Dataset rows:
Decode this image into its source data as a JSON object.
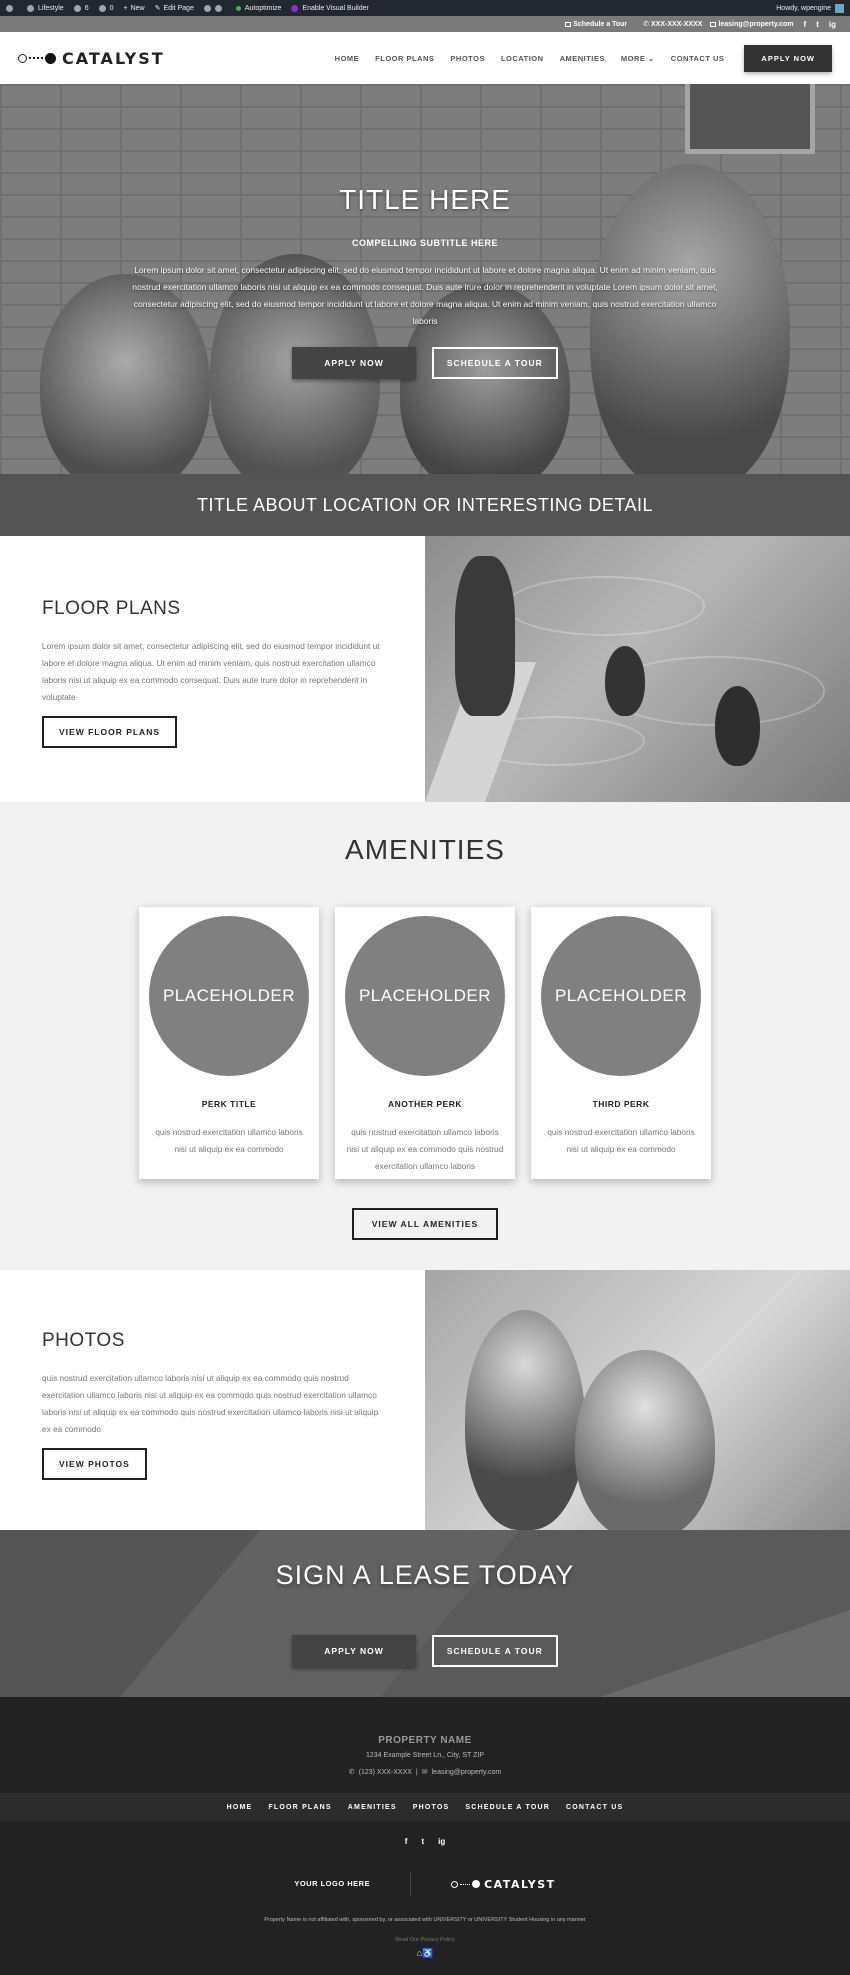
{
  "admin_bar": {
    "site_name": "Lifestyle",
    "updates_count": "6",
    "comments_count": "0",
    "new_label": "New",
    "edit_page_label": "Edit Page",
    "autoptimize_label": "Autoptimize",
    "visual_builder_label": "Enable Visual Builder",
    "howdy_label": "Howdy, wpengine"
  },
  "top_bar": {
    "schedule": "Schedule a Tour",
    "phone": "XXX-XXX-XXXX",
    "email": "leasing@property.com",
    "social": [
      "f",
      "t",
      "ig"
    ]
  },
  "header": {
    "logo_text": "CATALYST",
    "nav": [
      "HOME",
      "FLOOR PLANS",
      "PHOTOS",
      "LOCATION",
      "AMENITIES",
      "MORE",
      "CONTACT US"
    ],
    "more_chevron": "⌄",
    "apply_button": "APPLY NOW"
  },
  "hero": {
    "title": "TITLE HERE",
    "subtitle": "COMPELLING SUBTITLE HERE",
    "body": "Lorem ipsum dolor sit amet, consectetur adipiscing elit, sed do eiusmod tempor incididunt ut labore et dolore magna aliqua. Ut enim ad minim veniam, quis nostrud exercitation ullamco laboris nisi ut aliquip ex ea commodo consequat. Duis aute irure dolor in reprehenderit in voluptate Lorem ipsum dolor sit amet, consectetur adipiscing elit, sed do eiusmod tempor incididunt ut labore et dolore magna aliqua. Ut enim ad minim veniam, quis nostrud exercitation ullamco laboris",
    "apply_button": "APPLY NOW",
    "tour_button": "SCHEDULE A TOUR"
  },
  "band": {
    "title": "TITLE ABOUT LOCATION OR INTERESTING DETAIL"
  },
  "floor_plans": {
    "title": "FLOOR PLANS",
    "body": "Lorem ipsum dolor sit amet, consectetur adipiscing elit, sed do eiusmod tempor incididunt ut labore et dolore magna aliqua. Ut enim ad minim veniam, quis nostrud exercitation ullamco laboris nisi ut aliquip ex ea commodo consequat. Duis aute irure dolor in reprehenderit in voluptate",
    "button": "VIEW FLOOR PLANS"
  },
  "amenities": {
    "title": "AMENITIES",
    "cards": [
      {
        "placeholder": "PLACEHOLDER",
        "title": "PERK TITLE",
        "desc": "quis nostrud exercitation ullamco laboris nisi ut aliquip ex ea commodo"
      },
      {
        "placeholder": "PLACEHOLDER",
        "title": "ANOTHER PERK",
        "desc": "quis nostrud exercitation ullamco laboris nisi ut aliquip ex ea commodo quis nostrud exercitation ullamco laboris"
      },
      {
        "placeholder": "PLACEHOLDER",
        "title": "THIRD PERK",
        "desc": "quis nostrud exercitation ullamco laboris nisi ut aliquip ex ea commodo"
      }
    ],
    "button": "VIEW ALL AMENITIES"
  },
  "photos": {
    "title": "PHOTOS",
    "body": "quis nostrud exercitation ullamco laboris nisi ut aliquip ex ea commodo quis nostrud exercitation ullamco laboris nisi ut aliquip ex ea commodo quis nostrud exercitation ullamco laboris nisi ut aliquip ex ea commodo quis nostrud exercitation ullamco laboris nisi ut aliquip ex ea commodo",
    "button": "VIEW PHOTOS"
  },
  "cta": {
    "title": "SIGN A LEASE TODAY",
    "apply_button": "APPLY NOW",
    "tour_button": "SCHEDULE A TOUR"
  },
  "footer": {
    "property_name": "PROPERTY NAME",
    "address": "1234 Example Street Ln., City, ST ZIP",
    "phone": "(123) XXX-XXXX",
    "separator": "|",
    "email": "leasing@property.com",
    "nav": [
      "HOME",
      "FLOOR PLANS",
      "AMENITIES",
      "PHOTOS",
      "SCHEDULE A TOUR",
      "CONTACT US"
    ],
    "social": [
      "f",
      "t",
      "ig"
    ],
    "your_logo": "YOUR LOGO HERE",
    "logo_text": "CATALYST",
    "disclaimer": "Property Name is not affiliated with, sponsored by, or associated with UNIVERSITY or UNIVERSITY Student Housing in any manner",
    "privacy": "Read Our Privacy Policy",
    "accessibility_icons": "⌂♿"
  },
  "colors": {
    "admin_bar_bg": "#23282d",
    "top_bar_bg": "#7a7a7a",
    "band_bg": "#545454",
    "footer_bg": "#222222",
    "placeholder_circle": "#808080"
  }
}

Task details: Reply with the number of lines in the preceding entries that contain "body", and no other words.

Exercise answer: 3